▶ [What to do]: Return the complete listing that follows, with each line reproduced exactly.

-- Start Given entries --

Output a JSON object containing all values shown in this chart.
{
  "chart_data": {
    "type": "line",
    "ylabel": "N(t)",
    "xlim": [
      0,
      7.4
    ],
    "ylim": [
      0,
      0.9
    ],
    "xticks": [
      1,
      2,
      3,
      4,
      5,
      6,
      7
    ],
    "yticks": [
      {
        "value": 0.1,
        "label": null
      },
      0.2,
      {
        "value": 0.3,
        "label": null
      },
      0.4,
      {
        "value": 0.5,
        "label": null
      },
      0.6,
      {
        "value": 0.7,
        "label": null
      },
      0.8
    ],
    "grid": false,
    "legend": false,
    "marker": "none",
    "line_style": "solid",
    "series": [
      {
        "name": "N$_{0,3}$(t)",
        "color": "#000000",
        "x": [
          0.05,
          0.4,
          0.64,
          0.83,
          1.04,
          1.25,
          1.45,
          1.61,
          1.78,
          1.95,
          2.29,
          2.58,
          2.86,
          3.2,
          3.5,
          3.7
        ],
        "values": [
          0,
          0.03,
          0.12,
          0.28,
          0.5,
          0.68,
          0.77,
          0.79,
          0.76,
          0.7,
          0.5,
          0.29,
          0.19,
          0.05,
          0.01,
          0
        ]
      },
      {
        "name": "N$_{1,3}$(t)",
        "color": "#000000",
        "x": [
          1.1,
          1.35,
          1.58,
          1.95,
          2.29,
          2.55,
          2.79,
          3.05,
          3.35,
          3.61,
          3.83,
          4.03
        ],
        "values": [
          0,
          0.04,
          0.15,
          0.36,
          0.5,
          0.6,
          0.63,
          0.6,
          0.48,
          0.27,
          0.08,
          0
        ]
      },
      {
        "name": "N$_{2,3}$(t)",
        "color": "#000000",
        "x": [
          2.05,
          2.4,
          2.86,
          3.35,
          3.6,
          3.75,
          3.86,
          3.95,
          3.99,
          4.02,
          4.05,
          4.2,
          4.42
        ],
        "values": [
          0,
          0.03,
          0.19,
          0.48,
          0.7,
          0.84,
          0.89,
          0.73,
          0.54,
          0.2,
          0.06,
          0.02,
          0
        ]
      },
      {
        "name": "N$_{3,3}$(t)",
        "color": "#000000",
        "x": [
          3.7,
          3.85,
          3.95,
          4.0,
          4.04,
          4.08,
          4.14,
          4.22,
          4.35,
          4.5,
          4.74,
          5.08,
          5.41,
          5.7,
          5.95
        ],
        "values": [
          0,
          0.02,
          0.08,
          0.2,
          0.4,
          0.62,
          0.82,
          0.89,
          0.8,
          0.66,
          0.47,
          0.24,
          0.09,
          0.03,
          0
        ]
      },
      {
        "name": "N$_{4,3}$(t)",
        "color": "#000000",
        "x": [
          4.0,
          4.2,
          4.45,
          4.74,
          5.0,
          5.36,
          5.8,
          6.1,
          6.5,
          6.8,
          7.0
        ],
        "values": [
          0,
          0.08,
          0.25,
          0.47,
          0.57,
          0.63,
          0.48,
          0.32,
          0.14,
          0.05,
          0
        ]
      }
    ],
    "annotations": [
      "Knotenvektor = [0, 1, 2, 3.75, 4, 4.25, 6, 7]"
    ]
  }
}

-- End Given entries --

▶ [Worked solution]:
Output a JSON object containing all values shown in this chart.
{
  "chart_data": {
    "type": "line",
    "ylabel": "N(t)",
    "xlim": [
      0,
      7.4
    ],
    "ylim": [
      0,
      0.9
    ],
    "xticks": [
      1,
      2,
      3,
      4,
      5,
      6,
      7
    ],
    "yticks": [
      {
        "value": 0.1,
        "label": null
      },
      0.2,
      {
        "value": 0.3,
        "label": null
      },
      0.4,
      {
        "value": 0.5,
        "label": null
      },
      0.6,
      {
        "value": 0.7,
        "label": null
      },
      0.8
    ],
    "grid": false,
    "legend": false,
    "marker": "none",
    "line_style": "solid",
    "series": [
      {
        "name": "N$_{0,3}$(t)",
        "color": "#000000",
        "x": [
          0.05,
          0.4,
          0.64,
          0.83,
          1.04,
          1.25,
          1.45,
          1.61,
          1.78,
          1.95,
          2.29,
          2.58,
          2.86,
          3.2,
          3.5,
          3.7
        ],
        "values": [
          0,
          0.03,
          0.12,
          0.28,
          0.5,
          0.68,
          0.77,
          0.79,
          0.76,
          0.7,
          0.5,
          0.29,
          0.19,
          0.05,
          0.01,
          0
        ]
      },
      {
        "name": "N$_{1,3}$(t)",
        "color": "#000000",
        "x": [
          1.1,
          1.35,
          1.58,
          1.95,
          2.29,
          2.55,
          2.79,
          3.05,
          3.35,
          3.61,
          3.83,
          4.03
        ],
        "values": [
          0,
          0.04,
          0.15,
          0.36,
          0.5,
          0.6,
          0.63,
          0.6,
          0.48,
          0.27,
          0.08,
          0
        ]
      },
      {
        "name": "N$_{2,3}$(t)",
        "color": "#000000",
        "x": [
          2.05,
          2.4,
          2.86,
          3.35,
          3.6,
          3.75,
          3.86,
          3.95,
          3.99,
          4.02,
          4.05,
          4.2,
          4.42
        ],
        "values": [
          0,
          0.03,
          0.19,
          0.48,
          0.7,
          0.84,
          0.89,
          0.73,
          0.54,
          0.2,
          0.06,
          0.02,
          0
        ]
      },
      {
        "name": "N$_{3,3}$(t)",
        "color": "#000000",
        "x": [
          3.7,
          3.85,
          3.95,
          4.0,
          4.04,
          4.08,
          4.14,
          4.22,
          4.35,
          4.5,
          4.74,
          5.08,
          5.41,
          5.7,
          5.95
        ],
        "values": [
          0,
          0.02,
          0.08,
          0.2,
          0.4,
          0.62,
          0.82,
          0.89,
          0.8,
          0.66,
          0.47,
          0.24,
          0.09,
          0.03,
          0
        ]
      },
      {
        "name": "N$_{4,3}$(t)",
        "color": "#000000",
        "x": [
          4.0,
          4.2,
          4.45,
          4.74,
          5.0,
          5.36,
          5.8,
          6.1,
          6.5,
          6.8,
          7.0
        ],
        "values": [
          0,
          0.08,
          0.25,
          0.47,
          0.57,
          0.63,
          0.48,
          0.32,
          0.14,
          0.05,
          0
        ]
      }
    ],
    "annotations": [
      "Knotenvektor = [0, 1, 2, 3.75, 4, 4.25, 6, 7]"
    ]
  }
}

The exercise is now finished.